*Data to use*:

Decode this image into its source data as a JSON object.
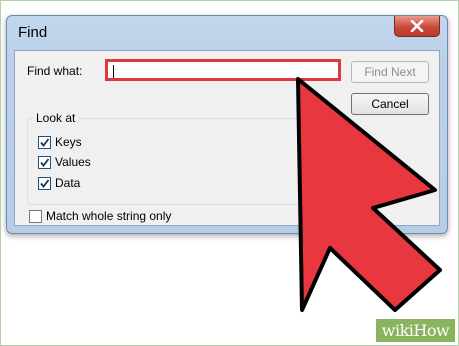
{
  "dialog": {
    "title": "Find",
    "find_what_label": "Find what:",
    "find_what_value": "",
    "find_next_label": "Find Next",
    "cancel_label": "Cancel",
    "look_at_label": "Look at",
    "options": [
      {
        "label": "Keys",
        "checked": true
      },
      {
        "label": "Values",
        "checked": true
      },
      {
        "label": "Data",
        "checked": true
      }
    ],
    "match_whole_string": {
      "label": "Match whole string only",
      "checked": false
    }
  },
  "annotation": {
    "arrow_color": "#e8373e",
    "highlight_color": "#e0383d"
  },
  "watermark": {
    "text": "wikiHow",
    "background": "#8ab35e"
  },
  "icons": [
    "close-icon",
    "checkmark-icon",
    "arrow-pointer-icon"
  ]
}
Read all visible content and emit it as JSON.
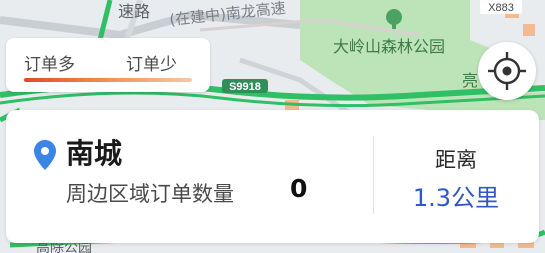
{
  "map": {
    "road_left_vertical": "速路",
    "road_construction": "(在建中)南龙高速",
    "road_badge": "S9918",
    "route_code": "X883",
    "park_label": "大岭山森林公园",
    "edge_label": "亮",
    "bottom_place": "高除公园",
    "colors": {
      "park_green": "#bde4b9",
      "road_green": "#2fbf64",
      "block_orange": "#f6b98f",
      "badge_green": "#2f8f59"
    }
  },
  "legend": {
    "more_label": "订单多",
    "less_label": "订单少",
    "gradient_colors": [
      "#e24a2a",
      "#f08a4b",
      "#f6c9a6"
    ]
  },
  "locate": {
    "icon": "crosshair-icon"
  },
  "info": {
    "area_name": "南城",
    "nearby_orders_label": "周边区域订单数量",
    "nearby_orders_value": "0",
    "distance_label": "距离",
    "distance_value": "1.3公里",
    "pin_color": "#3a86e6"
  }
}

*What is asked*: Without the images, write out each line of the data verbatim.

*Expected answer*:
Decode this image into its source data as a JSON object.
{
  "dialog": {
    "title": "Find",
    "find_what_label": "Find what:",
    "find_what_value": "",
    "find_next_label": "Find Next",
    "cancel_label": "Cancel",
    "look_at_label": "Look at",
    "options": [
      {
        "label": "Keys",
        "checked": true
      },
      {
        "label": "Values",
        "checked": true
      },
      {
        "label": "Data",
        "checked": true
      }
    ],
    "match_whole_string": {
      "label": "Match whole string only",
      "checked": false
    }
  },
  "annotation": {
    "arrow_color": "#e8373e",
    "highlight_color": "#e0383d"
  },
  "watermark": {
    "text": "wikiHow",
    "background": "#8ab35e"
  },
  "icons": [
    "close-icon",
    "checkmark-icon",
    "arrow-pointer-icon"
  ]
}
Read all visible content and emit it as JSON.
{
  "map": {
    "road_left_vertical": "速路",
    "road_construction": "(在建中)南龙高速",
    "road_badge": "S9918",
    "route_code": "X883",
    "park_label": "大岭山森林公园",
    "edge_label": "亮",
    "bottom_place": "高除公园",
    "colors": {
      "park_green": "#bde4b9",
      "road_green": "#2fbf64",
      "block_orange": "#f6b98f",
      "badge_green": "#2f8f59"
    }
  },
  "legend": {
    "more_label": "订单多",
    "less_label": "订单少",
    "gradient_colors": [
      "#e24a2a",
      "#f08a4b",
      "#f6c9a6"
    ]
  },
  "locate": {
    "icon": "crosshair-icon"
  },
  "info": {
    "area_name": "南城",
    "nearby_orders_label": "周边区域订单数量",
    "nearby_orders_value": "0",
    "distance_label": "距离",
    "distance_value": "1.3公里",
    "pin_color": "#3a86e6"
  }
}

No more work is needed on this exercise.